[Dataset entries on figures]
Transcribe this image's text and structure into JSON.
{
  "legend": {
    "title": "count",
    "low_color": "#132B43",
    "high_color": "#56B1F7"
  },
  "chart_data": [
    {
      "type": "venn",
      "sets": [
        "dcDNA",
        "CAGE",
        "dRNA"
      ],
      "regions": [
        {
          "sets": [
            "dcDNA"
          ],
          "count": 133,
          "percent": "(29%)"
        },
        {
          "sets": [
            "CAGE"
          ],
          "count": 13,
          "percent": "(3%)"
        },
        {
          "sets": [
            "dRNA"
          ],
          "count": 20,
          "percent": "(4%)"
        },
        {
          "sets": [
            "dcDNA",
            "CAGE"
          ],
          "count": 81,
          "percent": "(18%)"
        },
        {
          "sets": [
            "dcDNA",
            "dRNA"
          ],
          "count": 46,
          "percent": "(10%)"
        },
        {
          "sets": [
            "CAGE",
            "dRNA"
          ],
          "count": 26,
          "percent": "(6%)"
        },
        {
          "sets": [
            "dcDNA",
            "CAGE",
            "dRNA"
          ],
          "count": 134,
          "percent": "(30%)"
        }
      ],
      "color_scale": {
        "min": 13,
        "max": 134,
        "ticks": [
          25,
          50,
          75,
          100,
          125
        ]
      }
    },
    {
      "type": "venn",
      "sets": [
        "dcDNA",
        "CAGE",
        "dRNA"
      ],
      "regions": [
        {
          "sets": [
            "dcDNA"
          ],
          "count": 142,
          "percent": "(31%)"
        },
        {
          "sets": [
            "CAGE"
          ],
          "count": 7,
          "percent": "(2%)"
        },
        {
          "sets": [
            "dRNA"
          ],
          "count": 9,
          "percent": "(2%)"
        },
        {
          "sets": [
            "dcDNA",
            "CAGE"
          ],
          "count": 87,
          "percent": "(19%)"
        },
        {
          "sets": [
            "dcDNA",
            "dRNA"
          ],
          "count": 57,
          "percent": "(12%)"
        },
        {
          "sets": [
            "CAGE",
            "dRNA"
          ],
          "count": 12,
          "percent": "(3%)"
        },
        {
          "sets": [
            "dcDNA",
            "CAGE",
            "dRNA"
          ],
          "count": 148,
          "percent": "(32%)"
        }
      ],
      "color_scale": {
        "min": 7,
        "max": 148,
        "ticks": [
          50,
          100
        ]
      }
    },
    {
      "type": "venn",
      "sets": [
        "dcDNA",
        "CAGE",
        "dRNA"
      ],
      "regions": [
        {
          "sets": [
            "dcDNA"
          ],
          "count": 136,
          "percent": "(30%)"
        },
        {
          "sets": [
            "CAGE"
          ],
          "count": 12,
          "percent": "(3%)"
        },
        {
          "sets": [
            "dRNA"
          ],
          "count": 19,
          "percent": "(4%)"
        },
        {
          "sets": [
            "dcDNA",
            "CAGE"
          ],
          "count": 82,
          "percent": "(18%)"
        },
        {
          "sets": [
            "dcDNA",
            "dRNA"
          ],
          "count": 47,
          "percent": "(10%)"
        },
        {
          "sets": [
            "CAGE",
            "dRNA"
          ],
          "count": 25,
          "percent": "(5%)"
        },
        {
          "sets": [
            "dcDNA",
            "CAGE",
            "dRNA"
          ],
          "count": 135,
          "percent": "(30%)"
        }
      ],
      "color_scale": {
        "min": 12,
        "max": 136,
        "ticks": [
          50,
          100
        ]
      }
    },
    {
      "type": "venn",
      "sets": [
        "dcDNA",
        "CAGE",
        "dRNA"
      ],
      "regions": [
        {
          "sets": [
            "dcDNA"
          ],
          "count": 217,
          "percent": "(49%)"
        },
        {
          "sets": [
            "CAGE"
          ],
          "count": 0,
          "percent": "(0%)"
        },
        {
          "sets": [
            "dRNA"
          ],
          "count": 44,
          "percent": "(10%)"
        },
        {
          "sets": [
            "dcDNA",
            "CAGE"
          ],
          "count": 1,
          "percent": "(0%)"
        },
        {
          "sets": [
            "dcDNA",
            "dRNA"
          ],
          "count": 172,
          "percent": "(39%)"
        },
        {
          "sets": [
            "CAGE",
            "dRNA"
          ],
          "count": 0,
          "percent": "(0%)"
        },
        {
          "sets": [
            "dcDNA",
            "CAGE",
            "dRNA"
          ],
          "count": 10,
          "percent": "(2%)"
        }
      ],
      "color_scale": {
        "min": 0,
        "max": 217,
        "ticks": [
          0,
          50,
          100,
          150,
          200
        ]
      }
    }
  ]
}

## GIVEN TASK
Each record above should be returned exactly as it appears.

## ANSWER
Transcribe this image's text and structure into JSON.
{
  "legend": {
    "title": "count",
    "low_color": "#132B43",
    "high_color": "#56B1F7"
  },
  "chart_data": [
    {
      "type": "venn",
      "sets": [
        "dcDNA",
        "CAGE",
        "dRNA"
      ],
      "regions": [
        {
          "sets": [
            "dcDNA"
          ],
          "count": 133,
          "percent": "(29%)"
        },
        {
          "sets": [
            "CAGE"
          ],
          "count": 13,
          "percent": "(3%)"
        },
        {
          "sets": [
            "dRNA"
          ],
          "count": 20,
          "percent": "(4%)"
        },
        {
          "sets": [
            "dcDNA",
            "CAGE"
          ],
          "count": 81,
          "percent": "(18%)"
        },
        {
          "sets": [
            "dcDNA",
            "dRNA"
          ],
          "count": 46,
          "percent": "(10%)"
        },
        {
          "sets": [
            "CAGE",
            "dRNA"
          ],
          "count": 26,
          "percent": "(6%)"
        },
        {
          "sets": [
            "dcDNA",
            "CAGE",
            "dRNA"
          ],
          "count": 134,
          "percent": "(30%)"
        }
      ],
      "color_scale": {
        "min": 13,
        "max": 134,
        "ticks": [
          25,
          50,
          75,
          100,
          125
        ]
      }
    },
    {
      "type": "venn",
      "sets": [
        "dcDNA",
        "CAGE",
        "dRNA"
      ],
      "regions": [
        {
          "sets": [
            "dcDNA"
          ],
          "count": 142,
          "percent": "(31%)"
        },
        {
          "sets": [
            "CAGE"
          ],
          "count": 7,
          "percent": "(2%)"
        },
        {
          "sets": [
            "dRNA"
          ],
          "count": 9,
          "percent": "(2%)"
        },
        {
          "sets": [
            "dcDNA",
            "CAGE"
          ],
          "count": 87,
          "percent": "(19%)"
        },
        {
          "sets": [
            "dcDNA",
            "dRNA"
          ],
          "count": 57,
          "percent": "(12%)"
        },
        {
          "sets": [
            "CAGE",
            "dRNA"
          ],
          "count": 12,
          "percent": "(3%)"
        },
        {
          "sets": [
            "dcDNA",
            "CAGE",
            "dRNA"
          ],
          "count": 148,
          "percent": "(32%)"
        }
      ],
      "color_scale": {
        "min": 7,
        "max": 148,
        "ticks": [
          50,
          100
        ]
      }
    },
    {
      "type": "venn",
      "sets": [
        "dcDNA",
        "CAGE",
        "dRNA"
      ],
      "regions": [
        {
          "sets": [
            "dcDNA"
          ],
          "count": 136,
          "percent": "(30%)"
        },
        {
          "sets": [
            "CAGE"
          ],
          "count": 12,
          "percent": "(3%)"
        },
        {
          "sets": [
            "dRNA"
          ],
          "count": 19,
          "percent": "(4%)"
        },
        {
          "sets": [
            "dcDNA",
            "CAGE"
          ],
          "count": 82,
          "percent": "(18%)"
        },
        {
          "sets": [
            "dcDNA",
            "dRNA"
          ],
          "count": 47,
          "percent": "(10%)"
        },
        {
          "sets": [
            "CAGE",
            "dRNA"
          ],
          "count": 25,
          "percent": "(5%)"
        },
        {
          "sets": [
            "dcDNA",
            "CAGE",
            "dRNA"
          ],
          "count": 135,
          "percent": "(30%)"
        }
      ],
      "color_scale": {
        "min": 12,
        "max": 136,
        "ticks": [
          50,
          100
        ]
      }
    },
    {
      "type": "venn",
      "sets": [
        "dcDNA",
        "CAGE",
        "dRNA"
      ],
      "regions": [
        {
          "sets": [
            "dcDNA"
          ],
          "count": 217,
          "percent": "(49%)"
        },
        {
          "sets": [
            "CAGE"
          ],
          "count": 0,
          "percent": "(0%)"
        },
        {
          "sets": [
            "dRNA"
          ],
          "count": 44,
          "percent": "(10%)"
        },
        {
          "sets": [
            "dcDNA",
            "CAGE"
          ],
          "count": 1,
          "percent": "(0%)"
        },
        {
          "sets": [
            "dcDNA",
            "dRNA"
          ],
          "count": 172,
          "percent": "(39%)"
        },
        {
          "sets": [
            "CAGE",
            "dRNA"
          ],
          "count": 0,
          "percent": "(0%)"
        },
        {
          "sets": [
            "dcDNA",
            "CAGE",
            "dRNA"
          ],
          "count": 10,
          "percent": "(2%)"
        }
      ],
      "color_scale": {
        "min": 0,
        "max": 217,
        "ticks": [
          0,
          50,
          100,
          150,
          200
        ]
      }
    }
  ]
}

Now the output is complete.